-------- Records for this task

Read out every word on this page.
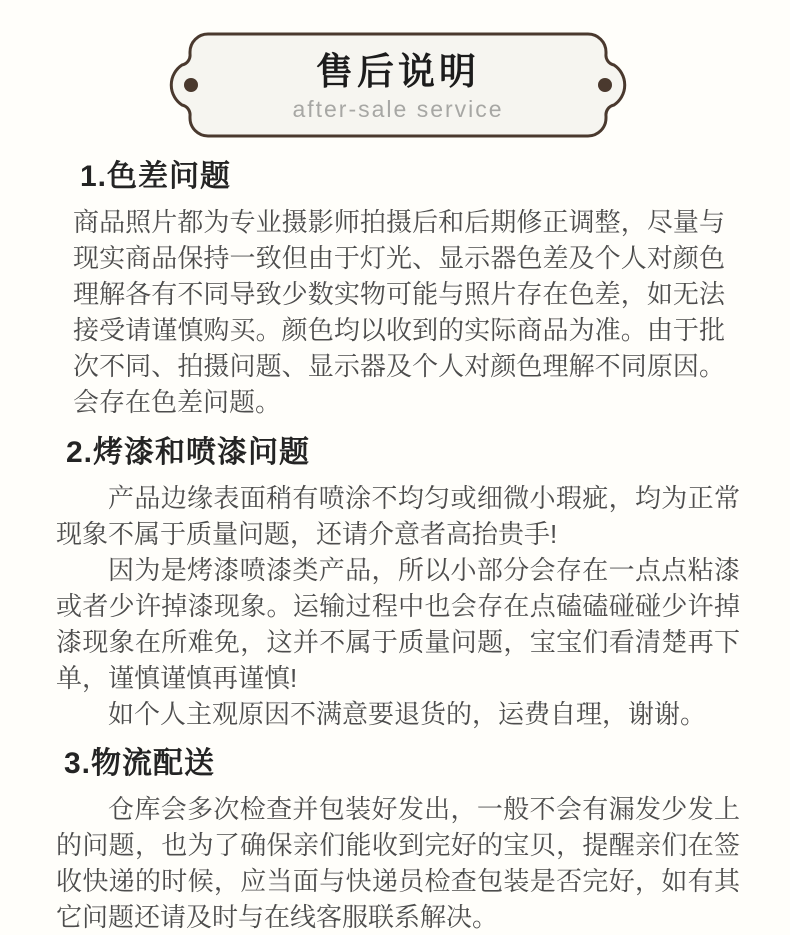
售后说明
after-sale service
1.色差问题

商品照片都为专业摄影师拍摄后和后期修正调整，尽量与现实商品保持一致但由于灯光、显示器色差及个人对颜色理解各有不同导致少数实物可能与照片存在色差，如无法接受请谨慎购买。颜色均以收到的实际商品为准。由于批次不同、拍摄问题、显示器及个人对颜色理解不同原因。会存在色差问题。

2.烤漆和喷漆问题

产品边缘表面稍有喷涂不均匀或细微小瑕疵，均为正常现象不属于质量问题，还请介意者高抬贵手!

因为是烤漆喷漆类产品，所以小部分会存在一点点粘漆或者少许掉漆现象。运输过程中也会存在点磕磕碰碰少许掉漆现象在所难免，这并不属于质量问题，宝宝们看清楚再下单，谨慎谨慎再谨慎!

如个人主观原因不满意要退货的，运费自理，谢谢。

3.物流配送

仓库会多次检查并包装好发出，一般不会有漏发少发上的问题，也为了确保亲们能收到完好的宝贝，提醒亲们在签收快递的时候，应当面与快递员检查包装是否完好，如有其它问题还请及时与在线客服联系解决。
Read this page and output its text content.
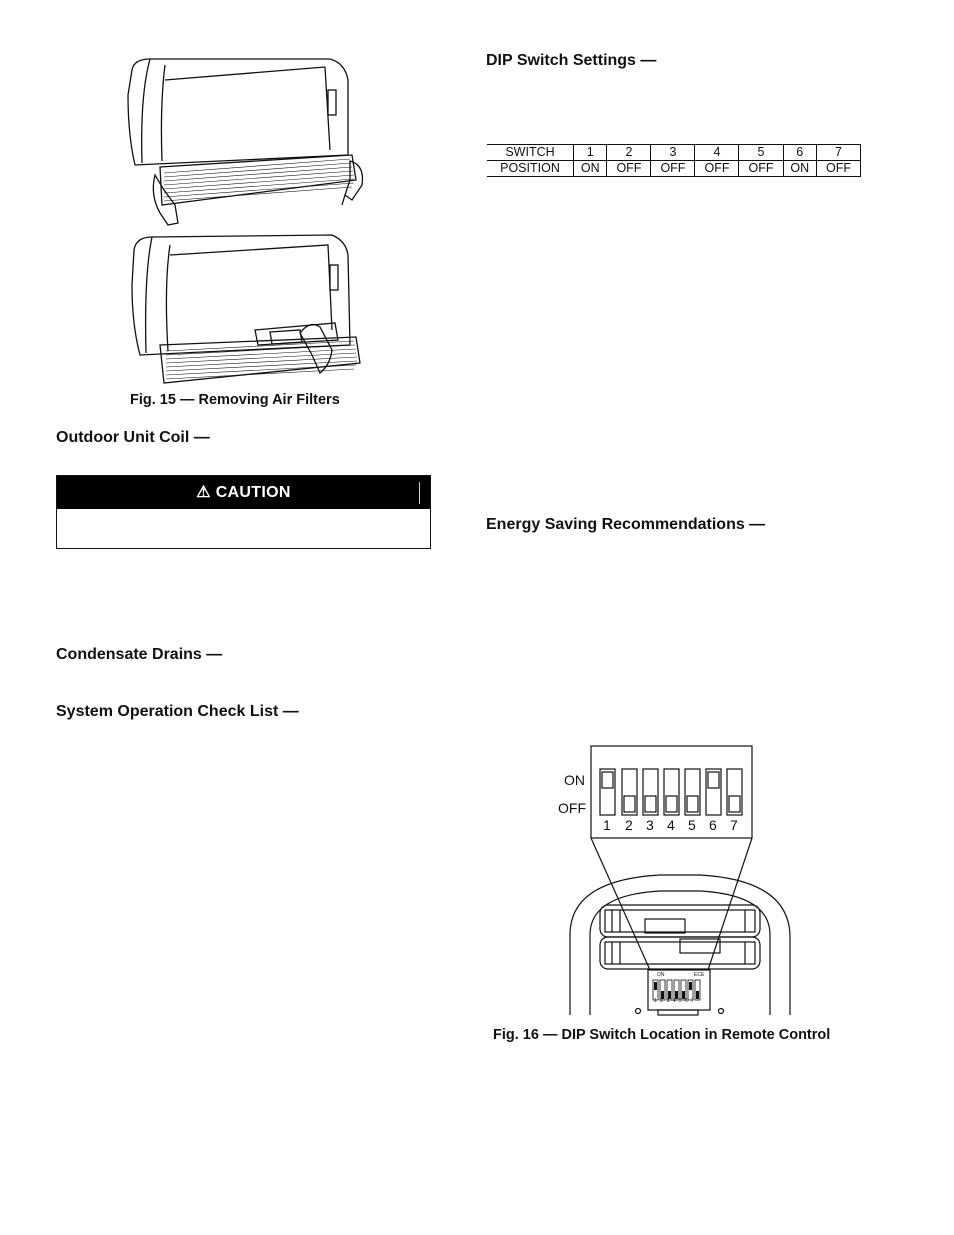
Fig. 15 — Removing Air Filters
Outdoor Unit Coil —
⚠ CAUTION
Condensate Drains —
System Operation Check List —
DIP Switch Settings —
SWITCH	1	2	3	4	5	6	7
POSITION	ON	OFF	OFF	OFF	OFF	ON	OFF
Energy Saving Recommendations —
ON
OFF
1 2 3 4 5 6 7
ON	ECE
1 2 3 4 5 6 7
Fig. 16 — DIP Switch Location in Remote Control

----------------

Repeat the material above in full and exactly, omitting the pictures.

▸ **Task solution**
Read out every word on this page.
售后说明
after-sale service
1.色差问题

商品照片都为专业摄影师拍摄后和后期修正调整，尽量与现实商品保持一致但由于灯光、显示器色差及个人对颜色理解各有不同导致少数实物可能与照片存在色差，如无法接受请谨慎购买。颜色均以收到的实际商品为准。由于批次不同、拍摄问题、显示器及个人对颜色理解不同原因。会存在色差问题。

2.烤漆和喷漆问题

产品边缘表面稍有喷涂不均匀或细微小瑕疵，均为正常现象不属于质量问题，还请介意者高抬贵手!

因为是烤漆喷漆类产品，所以小部分会存在一点点粘漆或者少许掉漆现象。运输过程中也会存在点磕磕碰碰少许掉漆现象在所难免，这并不属于质量问题，宝宝们看清楚再下单，谨慎谨慎再谨慎!

如个人主观原因不满意要退货的，运费自理，谢谢。

3.物流配送

仓库会多次检查并包装好发出，一般不会有漏发少发上的问题，也为了确保亲们能收到完好的宝贝，提醒亲们在签收快递的时候，应当面与快递员检查包装是否完好，如有其它问题还请及时与在线客服联系解决。
Read this page and output its text content.
Fig. 15 — Removing Air Filters
Outdoor Unit Coil —
⚠ CAUTION
Condensate Drains —
System Operation Check List —
DIP Switch Settings —
SWITCH	1	2	3	4	5	6	7
POSITION	ON	OFF	OFF	OFF	OFF	ON	OFF
Energy Saving Recommendations —
ON
OFF
1 2 3 4 5 6 7
ON	ECE
1 2 3 4 5 6 7
Fig. 16 — DIP Switch Location in Remote Control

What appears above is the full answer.